__Stated goal__.
The records that follow must be reproduced in full, exactly as written.

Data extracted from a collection
%%

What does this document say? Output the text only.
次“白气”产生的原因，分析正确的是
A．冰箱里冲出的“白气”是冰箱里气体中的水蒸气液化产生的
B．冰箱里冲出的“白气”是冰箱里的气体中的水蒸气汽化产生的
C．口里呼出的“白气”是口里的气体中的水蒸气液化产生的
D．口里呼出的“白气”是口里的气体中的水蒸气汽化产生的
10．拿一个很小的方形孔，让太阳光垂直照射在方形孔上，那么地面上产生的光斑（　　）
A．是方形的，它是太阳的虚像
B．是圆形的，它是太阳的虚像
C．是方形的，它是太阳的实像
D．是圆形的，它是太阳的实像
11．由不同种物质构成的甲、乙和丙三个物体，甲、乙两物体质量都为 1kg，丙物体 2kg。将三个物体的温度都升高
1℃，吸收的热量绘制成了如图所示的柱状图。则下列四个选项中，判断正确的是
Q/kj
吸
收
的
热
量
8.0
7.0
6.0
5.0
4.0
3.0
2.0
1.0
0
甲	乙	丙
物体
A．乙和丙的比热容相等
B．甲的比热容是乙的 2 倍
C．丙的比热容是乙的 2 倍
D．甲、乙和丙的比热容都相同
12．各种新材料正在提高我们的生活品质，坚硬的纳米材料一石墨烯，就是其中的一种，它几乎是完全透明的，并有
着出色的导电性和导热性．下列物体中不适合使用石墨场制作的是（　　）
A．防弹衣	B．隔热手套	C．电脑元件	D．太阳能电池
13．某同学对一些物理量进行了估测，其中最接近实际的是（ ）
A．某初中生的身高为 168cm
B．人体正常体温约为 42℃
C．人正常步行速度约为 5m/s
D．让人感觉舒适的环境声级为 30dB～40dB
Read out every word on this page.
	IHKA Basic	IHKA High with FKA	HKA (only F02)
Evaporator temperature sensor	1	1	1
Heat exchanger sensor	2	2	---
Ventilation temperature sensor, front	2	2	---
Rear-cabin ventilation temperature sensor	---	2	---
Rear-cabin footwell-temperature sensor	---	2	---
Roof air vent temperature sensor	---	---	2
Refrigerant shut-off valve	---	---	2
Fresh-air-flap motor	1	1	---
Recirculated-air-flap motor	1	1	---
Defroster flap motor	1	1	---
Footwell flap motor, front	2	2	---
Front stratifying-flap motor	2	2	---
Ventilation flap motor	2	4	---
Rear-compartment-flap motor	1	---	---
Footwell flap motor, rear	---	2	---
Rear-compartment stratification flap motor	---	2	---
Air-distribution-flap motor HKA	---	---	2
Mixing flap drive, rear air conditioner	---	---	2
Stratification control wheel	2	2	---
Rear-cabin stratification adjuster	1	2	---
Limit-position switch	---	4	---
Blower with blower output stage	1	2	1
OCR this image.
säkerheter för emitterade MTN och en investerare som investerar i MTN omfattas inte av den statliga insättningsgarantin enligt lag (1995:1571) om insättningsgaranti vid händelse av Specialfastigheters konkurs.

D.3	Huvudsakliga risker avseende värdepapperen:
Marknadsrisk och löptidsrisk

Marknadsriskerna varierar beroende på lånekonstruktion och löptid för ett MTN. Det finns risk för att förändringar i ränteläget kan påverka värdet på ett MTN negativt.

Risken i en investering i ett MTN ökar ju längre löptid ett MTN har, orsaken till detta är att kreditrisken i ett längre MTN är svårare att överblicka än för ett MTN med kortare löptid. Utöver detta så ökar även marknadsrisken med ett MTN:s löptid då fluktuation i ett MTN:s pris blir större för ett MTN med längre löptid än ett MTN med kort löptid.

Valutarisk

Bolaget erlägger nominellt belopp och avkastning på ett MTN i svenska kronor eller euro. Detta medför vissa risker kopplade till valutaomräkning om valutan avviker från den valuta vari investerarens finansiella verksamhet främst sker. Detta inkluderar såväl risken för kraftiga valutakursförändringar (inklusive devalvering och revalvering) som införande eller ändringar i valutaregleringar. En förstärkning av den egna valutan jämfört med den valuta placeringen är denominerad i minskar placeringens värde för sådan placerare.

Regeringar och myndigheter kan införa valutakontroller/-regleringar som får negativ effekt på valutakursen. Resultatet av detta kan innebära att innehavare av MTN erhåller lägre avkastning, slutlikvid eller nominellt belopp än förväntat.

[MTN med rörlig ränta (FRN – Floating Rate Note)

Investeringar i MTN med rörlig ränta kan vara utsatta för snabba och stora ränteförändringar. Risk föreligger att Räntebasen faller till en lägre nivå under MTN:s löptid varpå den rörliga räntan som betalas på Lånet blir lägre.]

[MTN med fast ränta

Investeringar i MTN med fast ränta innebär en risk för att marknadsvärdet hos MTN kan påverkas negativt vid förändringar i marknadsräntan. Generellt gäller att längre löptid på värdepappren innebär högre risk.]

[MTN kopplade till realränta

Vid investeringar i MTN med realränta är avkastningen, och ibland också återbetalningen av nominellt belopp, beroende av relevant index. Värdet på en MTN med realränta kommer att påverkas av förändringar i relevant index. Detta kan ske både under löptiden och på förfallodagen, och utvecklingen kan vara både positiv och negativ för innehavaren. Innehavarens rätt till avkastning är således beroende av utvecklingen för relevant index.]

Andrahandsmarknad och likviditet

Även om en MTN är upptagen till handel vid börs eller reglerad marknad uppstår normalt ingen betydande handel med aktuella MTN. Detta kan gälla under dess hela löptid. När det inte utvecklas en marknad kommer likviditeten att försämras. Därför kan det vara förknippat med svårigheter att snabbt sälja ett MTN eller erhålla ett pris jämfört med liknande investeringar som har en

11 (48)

%%

__Solution to the exercise__.
What does this document say? Output the text only.
次“白气”产生的原因，分析正确的是
A．冰箱里冲出的“白气”是冰箱里气体中的水蒸气液化产生的
B．冰箱里冲出的“白气”是冰箱里的气体中的水蒸气汽化产生的
C．口里呼出的“白气”是口里的气体中的水蒸气液化产生的
D．口里呼出的“白气”是口里的气体中的水蒸气汽化产生的
10．拿一个很小的方形孔，让太阳光垂直照射在方形孔上，那么地面上产生的光斑（　　）
A．是方形的，它是太阳的虚像
B．是圆形的，它是太阳的虚像
C．是方形的，它是太阳的实像
D．是圆形的，它是太阳的实像
11．由不同种物质构成的甲、乙和丙三个物体，甲、乙两物体质量都为 1kg，丙物体 2kg。将三个物体的温度都升高
1℃，吸收的热量绘制成了如图所示的柱状图。则下列四个选项中，判断正确的是
Q/kj
吸
收
的
热
量
8.0
7.0
6.0
5.0
4.0
3.0
2.0
1.0
0
甲	乙	丙
物体
A．乙和丙的比热容相等
B．甲的比热容是乙的 2 倍
C．丙的比热容是乙的 2 倍
D．甲、乙和丙的比热容都相同
12．各种新材料正在提高我们的生活品质，坚硬的纳米材料一石墨烯，就是其中的一种，它几乎是完全透明的，并有
着出色的导电性和导热性．下列物体中不适合使用石墨场制作的是（　　）
A．防弹衣	B．隔热手套	C．电脑元件	D．太阳能电池
13．某同学对一些物理量进行了估测，其中最接近实际的是（ ）
A．某初中生的身高为 168cm
B．人体正常体温约为 42℃
C．人正常步行速度约为 5m/s
D．让人感觉舒适的环境声级为 30dB～40dB
Read out every word on this page.
	IHKA Basic	IHKA High with FKA	HKA (only F02)
Evaporator temperature sensor	1	1	1
Heat exchanger sensor	2	2	---
Ventilation temperature sensor, front	2	2	---
Rear-cabin ventilation temperature sensor	---	2	---
Rear-cabin footwell-temperature sensor	---	2	---
Roof air vent temperature sensor	---	---	2
Refrigerant shut-off valve	---	---	2
Fresh-air-flap motor	1	1	---
Recirculated-air-flap motor	1	1	---
Defroster flap motor	1	1	---
Footwell flap motor, front	2	2	---
Front stratifying-flap motor	2	2	---
Ventilation flap motor	2	4	---
Rear-compartment-flap motor	1	---	---
Footwell flap motor, rear	---	2	---
Rear-compartment stratification flap motor	---	2	---
Air-distribution-flap motor HKA	---	---	2
Mixing flap drive, rear air conditioner	---	---	2
Stratification control wheel	2	2	---
Rear-cabin stratification adjuster	1	2	---
Limit-position switch	---	4	---
Blower with blower output stage	1	2	1
OCR this image.
säkerheter för emitterade MTN och en investerare som investerar i MTN omfattas inte av den statliga insättningsgarantin enligt lag (1995:1571) om insättningsgaranti vid händelse av Specialfastigheters konkurs.

D.3	Huvudsakliga risker avseende värdepapperen:
Marknadsrisk och löptidsrisk

Marknadsriskerna varierar beroende på lånekonstruktion och löptid för ett MTN. Det finns risk för att förändringar i ränteläget kan påverka värdet på ett MTN negativt.

Risken i en investering i ett MTN ökar ju längre löptid ett MTN har, orsaken till detta är att kreditrisken i ett längre MTN är svårare att överblicka än för ett MTN med kortare löptid. Utöver detta så ökar även marknadsrisken med ett MTN:s löptid då fluktuation i ett MTN:s pris blir större för ett MTN med längre löptid än ett MTN med kort löptid.

Valutarisk

Bolaget erlägger nominellt belopp och avkastning på ett MTN i svenska kronor eller euro. Detta medför vissa risker kopplade till valutaomräkning om valutan avviker från den valuta vari investerarens finansiella verksamhet främst sker. Detta inkluderar såväl risken för kraftiga valutakursförändringar (inklusive devalvering och revalvering) som införande eller ändringar i valutaregleringar. En förstärkning av den egna valutan jämfört med den valuta placeringen är denominerad i minskar placeringens värde för sådan placerare.

Regeringar och myndigheter kan införa valutakontroller/-regleringar som får negativ effekt på valutakursen. Resultatet av detta kan innebära att innehavare av MTN erhåller lägre avkastning, slutlikvid eller nominellt belopp än förväntat.

[MTN med rörlig ränta (FRN – Floating Rate Note)

Investeringar i MTN med rörlig ränta kan vara utsatta för snabba och stora ränteförändringar. Risk föreligger att Räntebasen faller till en lägre nivå under MTN:s löptid varpå den rörliga räntan som betalas på Lånet blir lägre.]

[MTN med fast ränta

Investeringar i MTN med fast ränta innebär en risk för att marknadsvärdet hos MTN kan påverkas negativt vid förändringar i marknadsräntan. Generellt gäller att längre löptid på värdepappren innebär högre risk.]

[MTN kopplade till realränta

Vid investeringar i MTN med realränta är avkastningen, och ibland också återbetalningen av nominellt belopp, beroende av relevant index. Värdet på en MTN med realränta kommer att påverkas av förändringar i relevant index. Detta kan ske både under löptiden och på förfallodagen, och utvecklingen kan vara både positiv och negativ för innehavaren. Innehavarens rätt till avkastning är således beroende av utvecklingen för relevant index.]

Andrahandsmarknad och likviditet

Även om en MTN är upptagen till handel vid börs eller reglerad marknad uppstår normalt ingen betydande handel med aktuella MTN. Detta kan gälla under dess hela löptid. När det inte utvecklas en marknad kommer likviditeten att försämras. Därför kan det vara förknippat med svårigheter att snabbt sälja ett MTN eller erhålla ett pris jämfört med liknande investeringar som har en

11 (48)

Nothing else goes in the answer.